#### PROVIDED ENTRIES ####

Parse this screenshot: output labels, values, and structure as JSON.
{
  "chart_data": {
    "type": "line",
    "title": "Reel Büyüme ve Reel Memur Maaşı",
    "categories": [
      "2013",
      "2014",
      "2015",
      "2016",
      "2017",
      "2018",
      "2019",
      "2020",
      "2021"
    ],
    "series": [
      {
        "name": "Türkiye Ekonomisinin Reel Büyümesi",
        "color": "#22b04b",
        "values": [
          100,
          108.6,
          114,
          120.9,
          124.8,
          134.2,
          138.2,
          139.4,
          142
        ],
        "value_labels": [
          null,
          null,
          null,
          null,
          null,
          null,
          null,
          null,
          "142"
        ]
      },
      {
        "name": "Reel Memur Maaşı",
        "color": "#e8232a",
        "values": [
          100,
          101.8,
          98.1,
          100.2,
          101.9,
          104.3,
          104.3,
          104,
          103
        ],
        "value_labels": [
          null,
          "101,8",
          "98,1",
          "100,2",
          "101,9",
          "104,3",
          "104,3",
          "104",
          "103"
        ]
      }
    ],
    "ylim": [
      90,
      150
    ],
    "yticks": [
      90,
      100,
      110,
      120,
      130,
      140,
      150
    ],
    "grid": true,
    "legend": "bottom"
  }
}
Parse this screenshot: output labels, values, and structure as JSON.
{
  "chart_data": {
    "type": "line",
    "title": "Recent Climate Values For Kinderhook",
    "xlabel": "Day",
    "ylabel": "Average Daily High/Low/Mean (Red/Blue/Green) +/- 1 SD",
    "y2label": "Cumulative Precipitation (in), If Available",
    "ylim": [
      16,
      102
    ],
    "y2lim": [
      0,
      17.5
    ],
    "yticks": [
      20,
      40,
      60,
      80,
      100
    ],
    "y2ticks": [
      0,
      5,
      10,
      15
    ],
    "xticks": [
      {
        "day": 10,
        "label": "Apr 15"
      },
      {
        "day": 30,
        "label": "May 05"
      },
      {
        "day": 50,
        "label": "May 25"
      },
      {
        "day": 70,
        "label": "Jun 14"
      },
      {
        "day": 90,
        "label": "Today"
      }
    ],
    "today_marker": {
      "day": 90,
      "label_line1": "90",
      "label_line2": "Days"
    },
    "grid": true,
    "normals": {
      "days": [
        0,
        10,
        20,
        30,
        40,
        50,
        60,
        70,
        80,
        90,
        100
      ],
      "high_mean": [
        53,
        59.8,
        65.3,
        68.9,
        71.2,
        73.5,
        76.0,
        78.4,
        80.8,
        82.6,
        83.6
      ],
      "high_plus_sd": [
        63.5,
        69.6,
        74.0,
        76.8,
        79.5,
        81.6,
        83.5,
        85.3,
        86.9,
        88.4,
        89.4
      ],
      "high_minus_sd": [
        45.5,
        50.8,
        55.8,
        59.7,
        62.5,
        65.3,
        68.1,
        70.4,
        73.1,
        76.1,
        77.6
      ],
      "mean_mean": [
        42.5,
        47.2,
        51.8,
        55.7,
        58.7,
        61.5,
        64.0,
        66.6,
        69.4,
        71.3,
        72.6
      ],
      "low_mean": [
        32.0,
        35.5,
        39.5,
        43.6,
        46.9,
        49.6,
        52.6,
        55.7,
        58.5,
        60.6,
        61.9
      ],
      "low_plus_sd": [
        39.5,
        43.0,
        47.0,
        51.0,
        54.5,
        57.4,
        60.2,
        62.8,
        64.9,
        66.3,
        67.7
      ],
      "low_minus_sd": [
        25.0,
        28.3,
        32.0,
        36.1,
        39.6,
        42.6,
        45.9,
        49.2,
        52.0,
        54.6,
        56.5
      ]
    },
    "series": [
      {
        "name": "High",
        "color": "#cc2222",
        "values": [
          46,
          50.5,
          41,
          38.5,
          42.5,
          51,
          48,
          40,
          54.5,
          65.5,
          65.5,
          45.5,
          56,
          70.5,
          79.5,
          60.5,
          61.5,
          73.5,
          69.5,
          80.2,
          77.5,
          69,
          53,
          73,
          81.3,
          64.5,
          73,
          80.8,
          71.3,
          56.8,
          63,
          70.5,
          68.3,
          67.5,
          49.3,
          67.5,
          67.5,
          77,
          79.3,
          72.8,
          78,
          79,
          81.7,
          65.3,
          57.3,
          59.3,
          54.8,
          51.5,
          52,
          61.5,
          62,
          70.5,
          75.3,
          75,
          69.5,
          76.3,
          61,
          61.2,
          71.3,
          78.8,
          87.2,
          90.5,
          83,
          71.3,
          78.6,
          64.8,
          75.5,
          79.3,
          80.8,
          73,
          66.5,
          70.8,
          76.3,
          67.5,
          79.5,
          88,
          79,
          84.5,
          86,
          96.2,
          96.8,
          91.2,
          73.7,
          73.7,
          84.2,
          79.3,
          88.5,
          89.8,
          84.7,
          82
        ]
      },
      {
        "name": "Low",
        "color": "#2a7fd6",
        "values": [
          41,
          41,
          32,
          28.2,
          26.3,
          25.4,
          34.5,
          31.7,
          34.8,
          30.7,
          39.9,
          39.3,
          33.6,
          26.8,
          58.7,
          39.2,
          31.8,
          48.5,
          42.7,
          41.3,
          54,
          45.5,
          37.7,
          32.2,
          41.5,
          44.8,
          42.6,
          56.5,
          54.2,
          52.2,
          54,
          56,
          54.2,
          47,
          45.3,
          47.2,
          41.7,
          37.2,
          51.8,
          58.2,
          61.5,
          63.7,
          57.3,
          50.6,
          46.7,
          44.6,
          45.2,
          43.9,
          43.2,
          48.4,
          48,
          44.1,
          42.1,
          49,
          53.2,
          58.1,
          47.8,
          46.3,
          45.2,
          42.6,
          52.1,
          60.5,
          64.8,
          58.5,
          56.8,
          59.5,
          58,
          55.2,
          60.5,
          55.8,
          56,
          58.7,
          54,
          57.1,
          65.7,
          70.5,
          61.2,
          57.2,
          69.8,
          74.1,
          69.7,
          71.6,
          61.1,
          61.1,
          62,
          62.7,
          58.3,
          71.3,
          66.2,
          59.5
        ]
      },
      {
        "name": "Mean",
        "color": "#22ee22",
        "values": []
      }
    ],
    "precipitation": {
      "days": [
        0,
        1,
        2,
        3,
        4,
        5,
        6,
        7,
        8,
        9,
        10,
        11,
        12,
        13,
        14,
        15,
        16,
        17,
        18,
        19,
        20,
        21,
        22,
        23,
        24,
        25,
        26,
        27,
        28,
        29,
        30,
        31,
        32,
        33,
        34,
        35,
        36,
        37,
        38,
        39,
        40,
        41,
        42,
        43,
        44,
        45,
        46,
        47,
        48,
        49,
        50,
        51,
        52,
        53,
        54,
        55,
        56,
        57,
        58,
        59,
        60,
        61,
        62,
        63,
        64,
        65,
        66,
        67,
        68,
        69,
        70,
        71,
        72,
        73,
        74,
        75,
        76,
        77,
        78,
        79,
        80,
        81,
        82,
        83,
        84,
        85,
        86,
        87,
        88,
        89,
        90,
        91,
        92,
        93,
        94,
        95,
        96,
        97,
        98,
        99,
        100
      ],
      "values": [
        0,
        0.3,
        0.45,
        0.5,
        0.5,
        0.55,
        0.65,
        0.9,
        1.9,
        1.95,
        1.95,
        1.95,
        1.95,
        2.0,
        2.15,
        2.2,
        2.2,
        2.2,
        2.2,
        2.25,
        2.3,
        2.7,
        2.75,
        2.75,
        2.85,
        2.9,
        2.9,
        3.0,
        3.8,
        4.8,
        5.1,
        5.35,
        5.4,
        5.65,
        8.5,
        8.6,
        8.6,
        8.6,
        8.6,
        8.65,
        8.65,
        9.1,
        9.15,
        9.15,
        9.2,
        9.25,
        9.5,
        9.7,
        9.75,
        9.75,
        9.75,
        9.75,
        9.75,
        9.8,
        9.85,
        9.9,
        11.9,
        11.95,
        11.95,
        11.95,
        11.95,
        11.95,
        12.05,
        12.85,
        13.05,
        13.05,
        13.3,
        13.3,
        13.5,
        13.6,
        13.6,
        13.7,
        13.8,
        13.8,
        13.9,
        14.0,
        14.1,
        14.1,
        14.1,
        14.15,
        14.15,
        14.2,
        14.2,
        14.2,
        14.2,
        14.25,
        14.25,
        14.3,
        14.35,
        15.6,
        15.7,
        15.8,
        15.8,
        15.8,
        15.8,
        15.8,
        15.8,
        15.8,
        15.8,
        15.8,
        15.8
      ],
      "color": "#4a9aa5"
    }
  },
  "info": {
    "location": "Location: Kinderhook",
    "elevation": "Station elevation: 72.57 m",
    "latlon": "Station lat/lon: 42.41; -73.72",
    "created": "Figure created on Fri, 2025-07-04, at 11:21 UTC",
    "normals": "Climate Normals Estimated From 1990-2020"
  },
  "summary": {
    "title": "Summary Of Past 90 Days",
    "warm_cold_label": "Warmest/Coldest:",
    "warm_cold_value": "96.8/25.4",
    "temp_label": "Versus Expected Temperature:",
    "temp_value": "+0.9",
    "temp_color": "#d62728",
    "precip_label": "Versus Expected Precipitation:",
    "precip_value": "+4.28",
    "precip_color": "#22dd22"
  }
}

####

Gather all lines where the word "Maaşı" appears.

    "title": "Reel Büyüme ve Reel Memur Maaşı",
        "name": "Reel Memur Maaşı",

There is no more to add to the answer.